- _Problem to work on_: Gather the lines below that include the string "JSON", copying each in full.

- _Data lines_:
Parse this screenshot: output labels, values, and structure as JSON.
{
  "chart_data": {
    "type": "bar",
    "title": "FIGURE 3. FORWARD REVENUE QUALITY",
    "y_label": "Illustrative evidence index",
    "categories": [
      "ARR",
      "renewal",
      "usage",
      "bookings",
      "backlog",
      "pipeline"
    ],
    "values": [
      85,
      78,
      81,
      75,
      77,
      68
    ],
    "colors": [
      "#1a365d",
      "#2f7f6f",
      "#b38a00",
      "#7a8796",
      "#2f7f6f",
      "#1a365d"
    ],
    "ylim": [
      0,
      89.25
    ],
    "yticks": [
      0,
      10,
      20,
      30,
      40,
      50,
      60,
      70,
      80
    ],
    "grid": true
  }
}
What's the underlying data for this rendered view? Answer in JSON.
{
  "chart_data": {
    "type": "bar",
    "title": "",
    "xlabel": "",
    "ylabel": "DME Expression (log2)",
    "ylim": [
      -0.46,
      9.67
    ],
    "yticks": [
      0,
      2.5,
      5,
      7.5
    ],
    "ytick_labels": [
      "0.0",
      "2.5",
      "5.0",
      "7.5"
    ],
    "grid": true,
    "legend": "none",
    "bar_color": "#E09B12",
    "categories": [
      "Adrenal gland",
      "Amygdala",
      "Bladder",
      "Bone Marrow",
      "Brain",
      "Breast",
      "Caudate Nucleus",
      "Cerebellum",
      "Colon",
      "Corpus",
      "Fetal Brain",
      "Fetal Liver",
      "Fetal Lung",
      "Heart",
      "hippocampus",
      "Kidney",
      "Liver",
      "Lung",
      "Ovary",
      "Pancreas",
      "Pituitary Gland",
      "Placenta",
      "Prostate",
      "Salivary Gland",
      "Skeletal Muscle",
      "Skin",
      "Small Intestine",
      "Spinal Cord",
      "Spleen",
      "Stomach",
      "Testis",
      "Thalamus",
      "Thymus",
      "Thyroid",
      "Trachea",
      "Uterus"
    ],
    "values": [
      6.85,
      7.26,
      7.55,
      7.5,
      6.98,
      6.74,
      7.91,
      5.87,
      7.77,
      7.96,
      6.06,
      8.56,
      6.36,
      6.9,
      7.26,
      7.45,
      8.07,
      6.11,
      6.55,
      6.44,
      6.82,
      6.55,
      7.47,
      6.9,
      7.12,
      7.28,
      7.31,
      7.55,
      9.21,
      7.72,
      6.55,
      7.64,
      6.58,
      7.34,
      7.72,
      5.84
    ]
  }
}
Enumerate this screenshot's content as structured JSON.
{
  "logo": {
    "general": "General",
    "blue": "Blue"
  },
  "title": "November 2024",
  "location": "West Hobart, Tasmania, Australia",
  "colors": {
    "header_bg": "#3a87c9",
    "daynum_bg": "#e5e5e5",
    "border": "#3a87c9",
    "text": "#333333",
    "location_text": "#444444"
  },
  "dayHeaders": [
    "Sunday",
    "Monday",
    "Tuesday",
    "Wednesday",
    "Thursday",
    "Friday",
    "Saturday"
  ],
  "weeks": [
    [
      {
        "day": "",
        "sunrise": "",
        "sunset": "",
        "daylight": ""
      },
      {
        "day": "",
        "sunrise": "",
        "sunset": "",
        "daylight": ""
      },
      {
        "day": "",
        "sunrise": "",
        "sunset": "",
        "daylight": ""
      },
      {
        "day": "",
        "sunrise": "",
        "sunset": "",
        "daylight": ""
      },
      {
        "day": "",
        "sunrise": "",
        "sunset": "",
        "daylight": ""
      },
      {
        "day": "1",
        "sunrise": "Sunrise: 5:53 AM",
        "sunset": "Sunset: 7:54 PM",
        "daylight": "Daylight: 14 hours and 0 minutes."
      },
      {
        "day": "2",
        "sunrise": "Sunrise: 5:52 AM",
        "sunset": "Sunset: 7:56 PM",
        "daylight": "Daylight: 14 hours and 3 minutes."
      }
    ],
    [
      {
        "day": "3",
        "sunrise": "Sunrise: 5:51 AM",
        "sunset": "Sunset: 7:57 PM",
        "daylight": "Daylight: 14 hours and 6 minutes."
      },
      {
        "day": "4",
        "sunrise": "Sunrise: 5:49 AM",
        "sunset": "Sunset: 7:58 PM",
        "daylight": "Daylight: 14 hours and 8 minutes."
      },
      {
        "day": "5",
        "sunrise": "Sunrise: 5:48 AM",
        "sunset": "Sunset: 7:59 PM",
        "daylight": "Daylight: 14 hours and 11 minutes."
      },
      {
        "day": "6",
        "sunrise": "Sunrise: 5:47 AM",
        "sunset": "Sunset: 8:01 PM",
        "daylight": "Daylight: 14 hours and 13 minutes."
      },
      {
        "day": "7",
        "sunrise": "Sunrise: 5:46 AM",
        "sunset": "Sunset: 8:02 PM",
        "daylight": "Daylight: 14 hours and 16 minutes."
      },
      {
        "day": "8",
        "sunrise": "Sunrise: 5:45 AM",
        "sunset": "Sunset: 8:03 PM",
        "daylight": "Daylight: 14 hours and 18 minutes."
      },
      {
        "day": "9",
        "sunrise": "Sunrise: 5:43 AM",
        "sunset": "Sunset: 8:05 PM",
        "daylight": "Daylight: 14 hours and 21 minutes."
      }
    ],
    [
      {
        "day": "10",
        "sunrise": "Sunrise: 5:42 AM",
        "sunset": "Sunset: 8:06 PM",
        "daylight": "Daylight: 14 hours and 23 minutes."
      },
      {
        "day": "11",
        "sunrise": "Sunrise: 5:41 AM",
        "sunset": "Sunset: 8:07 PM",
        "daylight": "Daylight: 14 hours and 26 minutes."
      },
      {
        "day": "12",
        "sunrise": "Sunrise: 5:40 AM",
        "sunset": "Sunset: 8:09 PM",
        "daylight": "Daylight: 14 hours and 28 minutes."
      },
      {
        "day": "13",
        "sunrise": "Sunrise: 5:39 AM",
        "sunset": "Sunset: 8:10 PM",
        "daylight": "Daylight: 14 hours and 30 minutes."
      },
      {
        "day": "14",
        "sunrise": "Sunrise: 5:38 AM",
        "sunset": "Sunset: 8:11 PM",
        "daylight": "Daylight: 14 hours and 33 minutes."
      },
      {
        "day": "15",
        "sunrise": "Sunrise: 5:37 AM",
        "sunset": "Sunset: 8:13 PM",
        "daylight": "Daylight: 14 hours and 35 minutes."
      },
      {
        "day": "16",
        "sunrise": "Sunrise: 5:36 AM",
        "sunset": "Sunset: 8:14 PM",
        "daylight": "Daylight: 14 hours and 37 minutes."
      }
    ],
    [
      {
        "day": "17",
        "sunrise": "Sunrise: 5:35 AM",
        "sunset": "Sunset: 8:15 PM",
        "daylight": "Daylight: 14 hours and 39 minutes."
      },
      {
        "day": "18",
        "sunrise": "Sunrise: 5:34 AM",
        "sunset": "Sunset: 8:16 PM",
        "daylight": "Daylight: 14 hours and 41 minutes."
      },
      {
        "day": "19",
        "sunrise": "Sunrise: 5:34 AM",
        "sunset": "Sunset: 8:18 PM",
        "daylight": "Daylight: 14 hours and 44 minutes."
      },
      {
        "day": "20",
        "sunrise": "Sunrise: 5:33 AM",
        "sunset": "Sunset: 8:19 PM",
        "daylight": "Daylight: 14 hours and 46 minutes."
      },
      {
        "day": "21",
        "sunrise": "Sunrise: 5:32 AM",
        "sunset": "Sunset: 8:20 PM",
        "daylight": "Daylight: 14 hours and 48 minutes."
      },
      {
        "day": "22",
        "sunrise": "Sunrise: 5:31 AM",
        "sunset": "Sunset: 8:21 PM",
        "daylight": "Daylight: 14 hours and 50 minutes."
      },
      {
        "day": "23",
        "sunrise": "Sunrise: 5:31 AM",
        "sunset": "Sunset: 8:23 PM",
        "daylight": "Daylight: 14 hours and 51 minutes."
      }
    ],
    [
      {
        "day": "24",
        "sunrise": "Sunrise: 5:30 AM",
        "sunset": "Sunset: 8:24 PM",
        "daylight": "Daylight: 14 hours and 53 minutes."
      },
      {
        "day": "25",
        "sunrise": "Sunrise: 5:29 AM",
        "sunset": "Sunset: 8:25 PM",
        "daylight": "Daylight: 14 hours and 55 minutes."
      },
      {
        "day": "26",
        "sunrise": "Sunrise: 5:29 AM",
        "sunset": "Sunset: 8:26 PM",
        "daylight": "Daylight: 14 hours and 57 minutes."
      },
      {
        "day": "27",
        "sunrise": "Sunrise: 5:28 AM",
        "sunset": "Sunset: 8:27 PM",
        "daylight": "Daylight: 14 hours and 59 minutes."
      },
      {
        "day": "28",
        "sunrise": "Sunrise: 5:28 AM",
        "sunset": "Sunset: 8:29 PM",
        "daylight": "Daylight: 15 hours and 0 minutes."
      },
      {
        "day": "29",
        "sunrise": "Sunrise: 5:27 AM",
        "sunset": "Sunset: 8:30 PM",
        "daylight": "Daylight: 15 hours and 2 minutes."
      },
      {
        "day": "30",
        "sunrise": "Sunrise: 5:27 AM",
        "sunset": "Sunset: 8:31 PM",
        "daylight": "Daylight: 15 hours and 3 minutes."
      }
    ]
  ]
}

- _Solution to the exercise_:
Parse this screenshot: output labels, values, and structure as JSON.
What's the underlying data for this rendered view? Answer in JSON.
Enumerate this screenshot's content as structured JSON.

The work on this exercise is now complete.